Objective: What is the number of lines in the data holding the word "this"? Give that number by itself.

··· Given data

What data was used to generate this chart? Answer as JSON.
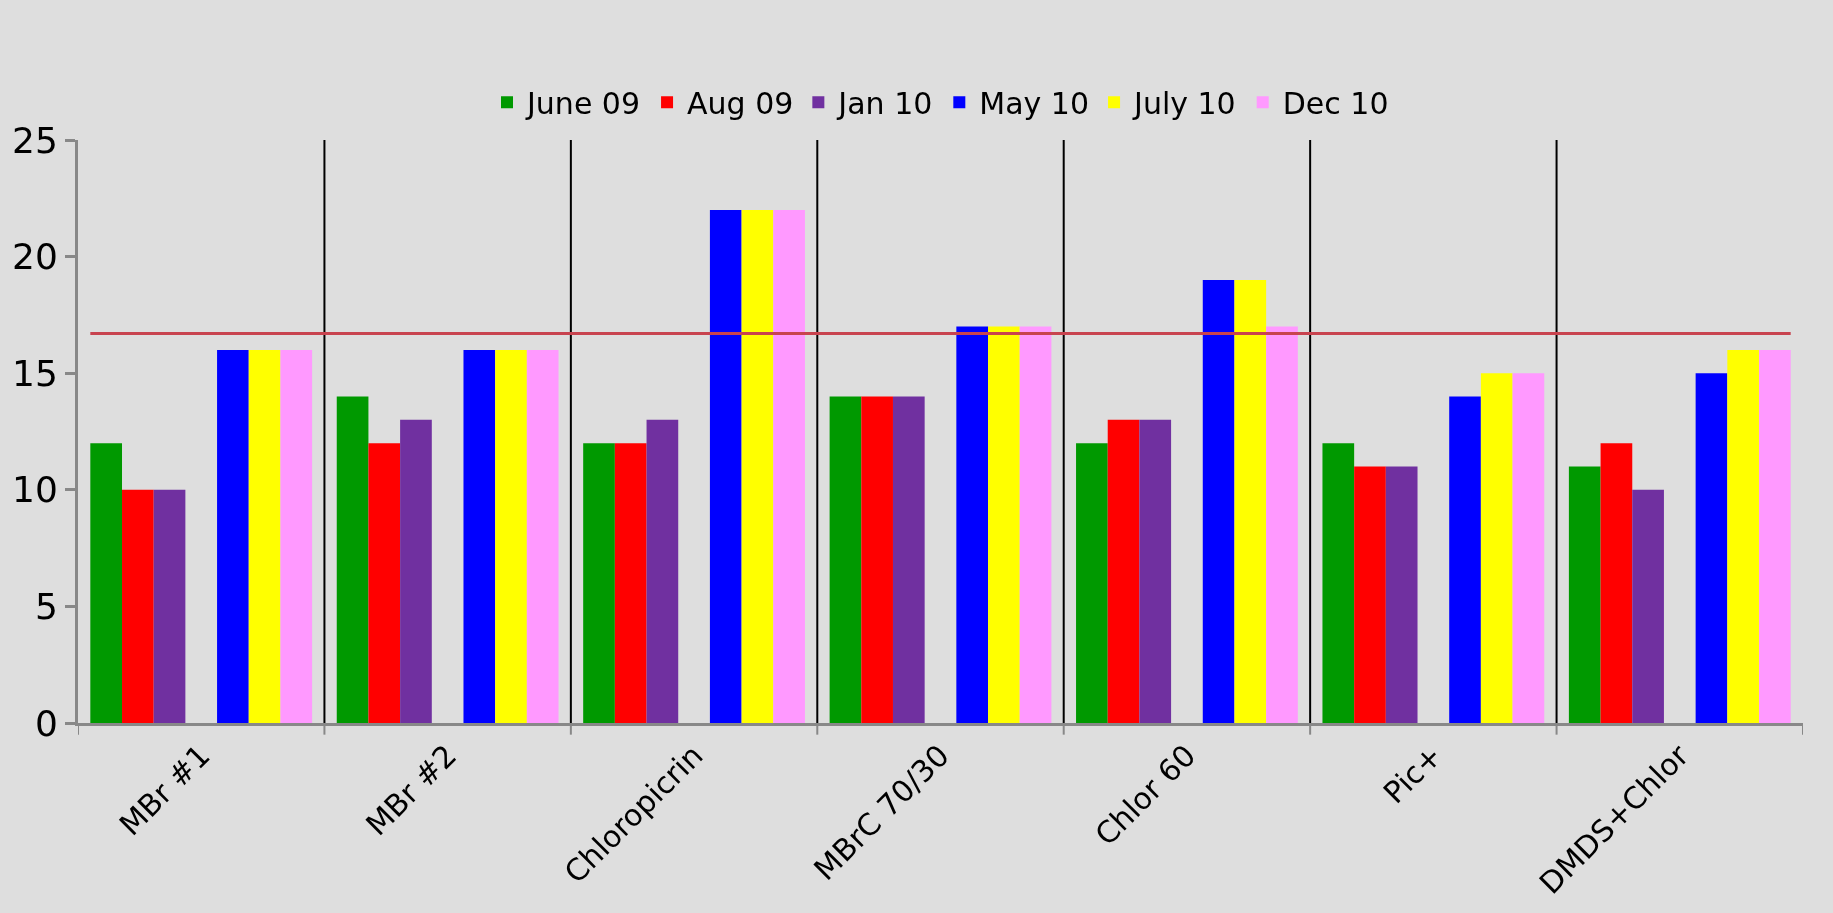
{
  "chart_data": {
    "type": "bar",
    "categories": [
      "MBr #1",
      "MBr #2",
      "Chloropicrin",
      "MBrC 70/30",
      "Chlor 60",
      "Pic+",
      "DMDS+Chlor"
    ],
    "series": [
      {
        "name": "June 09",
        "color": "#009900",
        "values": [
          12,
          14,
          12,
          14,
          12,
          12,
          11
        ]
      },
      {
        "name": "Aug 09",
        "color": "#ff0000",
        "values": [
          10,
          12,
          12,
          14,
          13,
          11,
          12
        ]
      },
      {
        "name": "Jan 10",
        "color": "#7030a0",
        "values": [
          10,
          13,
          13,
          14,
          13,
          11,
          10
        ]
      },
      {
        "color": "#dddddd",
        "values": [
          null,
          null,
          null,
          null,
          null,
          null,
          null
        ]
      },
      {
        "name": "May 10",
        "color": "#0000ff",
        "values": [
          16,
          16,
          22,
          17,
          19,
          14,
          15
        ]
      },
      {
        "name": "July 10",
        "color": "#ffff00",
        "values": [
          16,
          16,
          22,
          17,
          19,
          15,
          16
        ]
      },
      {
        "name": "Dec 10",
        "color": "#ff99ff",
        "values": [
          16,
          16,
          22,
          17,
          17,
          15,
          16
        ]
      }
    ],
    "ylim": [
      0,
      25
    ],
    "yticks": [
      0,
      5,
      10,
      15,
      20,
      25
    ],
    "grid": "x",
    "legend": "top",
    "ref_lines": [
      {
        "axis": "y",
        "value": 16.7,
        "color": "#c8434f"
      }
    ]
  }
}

······
··· Given data

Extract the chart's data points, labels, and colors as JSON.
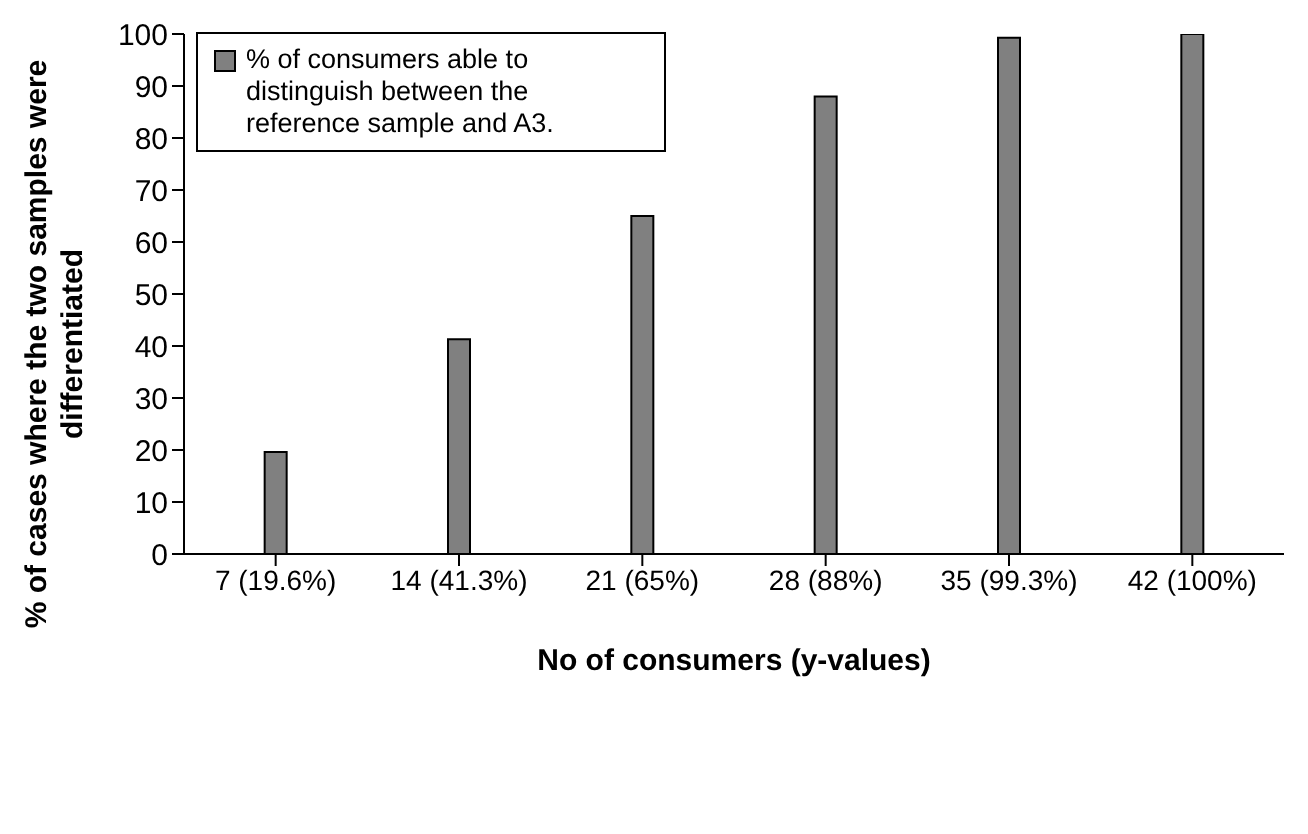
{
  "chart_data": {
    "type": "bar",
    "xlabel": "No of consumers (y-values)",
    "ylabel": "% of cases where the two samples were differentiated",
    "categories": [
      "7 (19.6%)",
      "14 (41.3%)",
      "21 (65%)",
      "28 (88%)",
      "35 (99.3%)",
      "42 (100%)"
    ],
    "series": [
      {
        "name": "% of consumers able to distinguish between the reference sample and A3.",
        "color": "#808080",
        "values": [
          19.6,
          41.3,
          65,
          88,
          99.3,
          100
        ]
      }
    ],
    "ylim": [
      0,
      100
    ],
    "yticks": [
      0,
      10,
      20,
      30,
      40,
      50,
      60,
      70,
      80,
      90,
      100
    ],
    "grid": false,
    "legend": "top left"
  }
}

······
··· Given data

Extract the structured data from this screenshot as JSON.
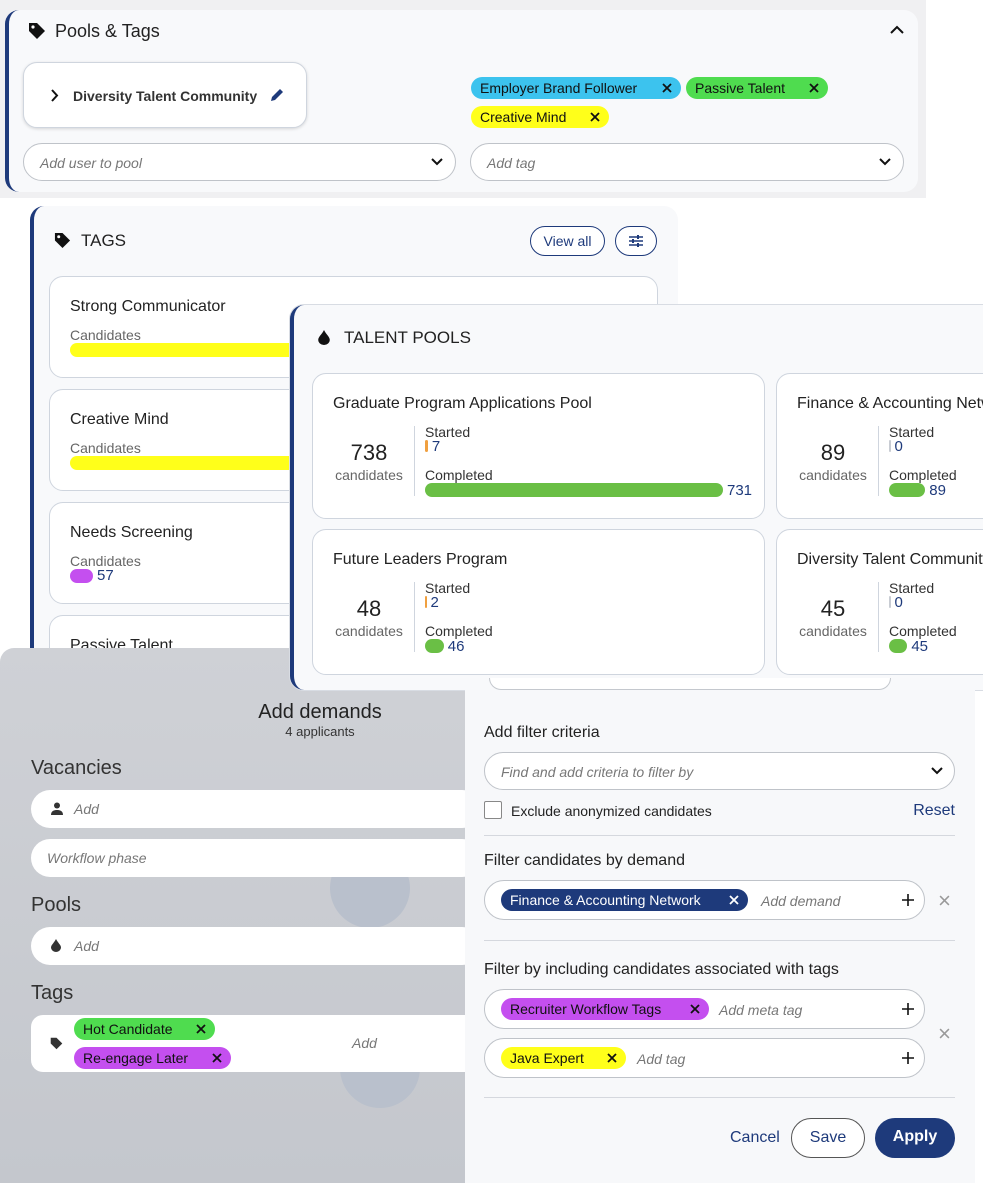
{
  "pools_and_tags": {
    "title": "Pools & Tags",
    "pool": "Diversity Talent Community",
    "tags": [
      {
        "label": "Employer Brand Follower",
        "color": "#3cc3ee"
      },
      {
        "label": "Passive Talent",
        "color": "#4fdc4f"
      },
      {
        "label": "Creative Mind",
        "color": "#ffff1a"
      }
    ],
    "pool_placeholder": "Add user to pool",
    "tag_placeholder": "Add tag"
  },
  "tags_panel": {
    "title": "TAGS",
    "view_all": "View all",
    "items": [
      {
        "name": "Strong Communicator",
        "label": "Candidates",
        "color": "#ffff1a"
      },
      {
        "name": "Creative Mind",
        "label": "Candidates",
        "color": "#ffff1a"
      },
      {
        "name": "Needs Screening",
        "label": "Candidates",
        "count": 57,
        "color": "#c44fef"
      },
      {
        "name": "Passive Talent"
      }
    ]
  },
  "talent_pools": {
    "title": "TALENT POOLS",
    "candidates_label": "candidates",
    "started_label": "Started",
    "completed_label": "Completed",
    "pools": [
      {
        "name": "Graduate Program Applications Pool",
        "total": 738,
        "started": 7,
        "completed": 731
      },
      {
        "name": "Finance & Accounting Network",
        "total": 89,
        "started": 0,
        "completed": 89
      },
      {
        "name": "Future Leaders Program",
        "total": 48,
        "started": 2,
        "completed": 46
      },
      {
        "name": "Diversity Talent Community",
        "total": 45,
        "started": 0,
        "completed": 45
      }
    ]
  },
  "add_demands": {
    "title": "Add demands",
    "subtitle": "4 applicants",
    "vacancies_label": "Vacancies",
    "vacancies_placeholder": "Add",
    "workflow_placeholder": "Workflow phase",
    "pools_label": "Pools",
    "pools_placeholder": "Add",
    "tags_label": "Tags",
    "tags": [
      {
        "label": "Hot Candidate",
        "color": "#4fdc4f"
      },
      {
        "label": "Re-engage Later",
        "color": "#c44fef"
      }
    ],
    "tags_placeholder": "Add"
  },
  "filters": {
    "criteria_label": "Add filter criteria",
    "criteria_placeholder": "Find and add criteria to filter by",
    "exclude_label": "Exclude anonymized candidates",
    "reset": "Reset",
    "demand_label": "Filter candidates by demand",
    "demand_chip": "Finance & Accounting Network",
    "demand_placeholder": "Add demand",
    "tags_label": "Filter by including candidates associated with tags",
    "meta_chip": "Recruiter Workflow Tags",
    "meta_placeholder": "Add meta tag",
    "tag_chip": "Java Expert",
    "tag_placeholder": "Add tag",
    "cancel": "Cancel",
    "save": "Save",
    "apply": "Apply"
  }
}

······

Right answer: 2